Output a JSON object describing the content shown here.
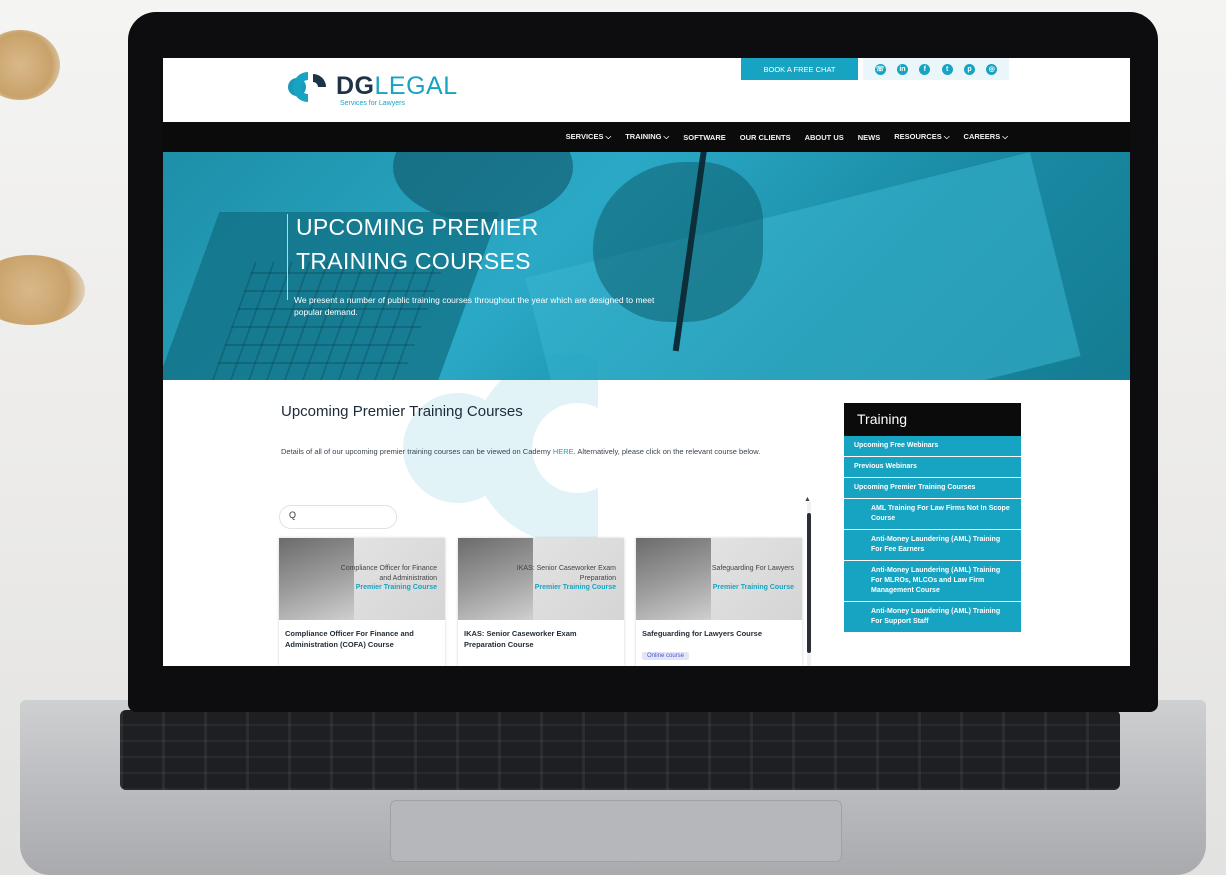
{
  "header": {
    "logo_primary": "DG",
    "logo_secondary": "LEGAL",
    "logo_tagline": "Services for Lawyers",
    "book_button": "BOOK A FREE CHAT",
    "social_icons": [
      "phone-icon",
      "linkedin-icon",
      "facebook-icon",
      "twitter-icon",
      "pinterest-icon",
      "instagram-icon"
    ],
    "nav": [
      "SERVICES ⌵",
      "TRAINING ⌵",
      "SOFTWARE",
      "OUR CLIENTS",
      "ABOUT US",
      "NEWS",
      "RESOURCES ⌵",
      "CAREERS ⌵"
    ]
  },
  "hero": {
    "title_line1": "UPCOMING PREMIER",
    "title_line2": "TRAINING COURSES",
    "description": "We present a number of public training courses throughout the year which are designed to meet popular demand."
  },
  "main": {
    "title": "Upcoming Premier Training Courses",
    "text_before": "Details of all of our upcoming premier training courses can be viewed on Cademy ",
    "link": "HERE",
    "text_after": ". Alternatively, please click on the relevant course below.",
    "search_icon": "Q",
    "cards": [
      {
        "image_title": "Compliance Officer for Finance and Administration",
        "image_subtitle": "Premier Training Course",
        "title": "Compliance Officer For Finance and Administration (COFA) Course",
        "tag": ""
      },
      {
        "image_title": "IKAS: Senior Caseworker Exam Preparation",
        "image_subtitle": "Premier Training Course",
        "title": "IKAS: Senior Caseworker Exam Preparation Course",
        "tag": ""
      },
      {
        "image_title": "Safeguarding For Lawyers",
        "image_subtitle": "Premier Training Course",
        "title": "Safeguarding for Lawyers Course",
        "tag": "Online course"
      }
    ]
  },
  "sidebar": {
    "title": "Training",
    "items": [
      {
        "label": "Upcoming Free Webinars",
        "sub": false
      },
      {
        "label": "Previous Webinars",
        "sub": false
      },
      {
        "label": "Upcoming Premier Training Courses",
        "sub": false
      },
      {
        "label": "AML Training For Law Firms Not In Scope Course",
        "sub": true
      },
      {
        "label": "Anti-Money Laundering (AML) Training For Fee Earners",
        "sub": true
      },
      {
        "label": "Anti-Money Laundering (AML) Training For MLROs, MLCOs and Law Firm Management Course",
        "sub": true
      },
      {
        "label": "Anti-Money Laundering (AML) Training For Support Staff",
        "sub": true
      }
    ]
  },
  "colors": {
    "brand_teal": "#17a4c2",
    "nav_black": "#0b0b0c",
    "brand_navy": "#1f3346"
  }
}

Set problem - Copy each line above precisely, dropping the pictures.

Written answer -
Output a JSON object describing the content shown here.
{
  "header": {
    "logo_primary": "DG",
    "logo_secondary": "LEGAL",
    "logo_tagline": "Services for Lawyers",
    "book_button": "BOOK A FREE CHAT",
    "social_icons": [
      "phone-icon",
      "linkedin-icon",
      "facebook-icon",
      "twitter-icon",
      "pinterest-icon",
      "instagram-icon"
    ],
    "nav": [
      "SERVICES ⌵",
      "TRAINING ⌵",
      "SOFTWARE",
      "OUR CLIENTS",
      "ABOUT US",
      "NEWS",
      "RESOURCES ⌵",
      "CAREERS ⌵"
    ]
  },
  "hero": {
    "title_line1": "UPCOMING PREMIER",
    "title_line2": "TRAINING COURSES",
    "description": "We present a number of public training courses throughout the year which are designed to meet popular demand."
  },
  "main": {
    "title": "Upcoming Premier Training Courses",
    "text_before": "Details of all of our upcoming premier training courses can be viewed on Cademy ",
    "link": "HERE",
    "text_after": ". Alternatively, please click on the relevant course below.",
    "search_icon": "Q",
    "cards": [
      {
        "image_title": "Compliance Officer for Finance and Administration",
        "image_subtitle": "Premier Training Course",
        "title": "Compliance Officer For Finance and Administration (COFA) Course",
        "tag": ""
      },
      {
        "image_title": "IKAS: Senior Caseworker Exam Preparation",
        "image_subtitle": "Premier Training Course",
        "title": "IKAS: Senior Caseworker Exam Preparation Course",
        "tag": ""
      },
      {
        "image_title": "Safeguarding For Lawyers",
        "image_subtitle": "Premier Training Course",
        "title": "Safeguarding for Lawyers Course",
        "tag": "Online course"
      }
    ]
  },
  "sidebar": {
    "title": "Training",
    "items": [
      {
        "label": "Upcoming Free Webinars",
        "sub": false
      },
      {
        "label": "Previous Webinars",
        "sub": false
      },
      {
        "label": "Upcoming Premier Training Courses",
        "sub": false
      },
      {
        "label": "AML Training For Law Firms Not In Scope Course",
        "sub": true
      },
      {
        "label": "Anti-Money Laundering (AML) Training For Fee Earners",
        "sub": true
      },
      {
        "label": "Anti-Money Laundering (AML) Training For MLROs, MLCOs and Law Firm Management Course",
        "sub": true
      },
      {
        "label": "Anti-Money Laundering (AML) Training For Support Staff",
        "sub": true
      }
    ]
  },
  "colors": {
    "brand_teal": "#17a4c2",
    "nav_black": "#0b0b0c",
    "brand_navy": "#1f3346"
  }
}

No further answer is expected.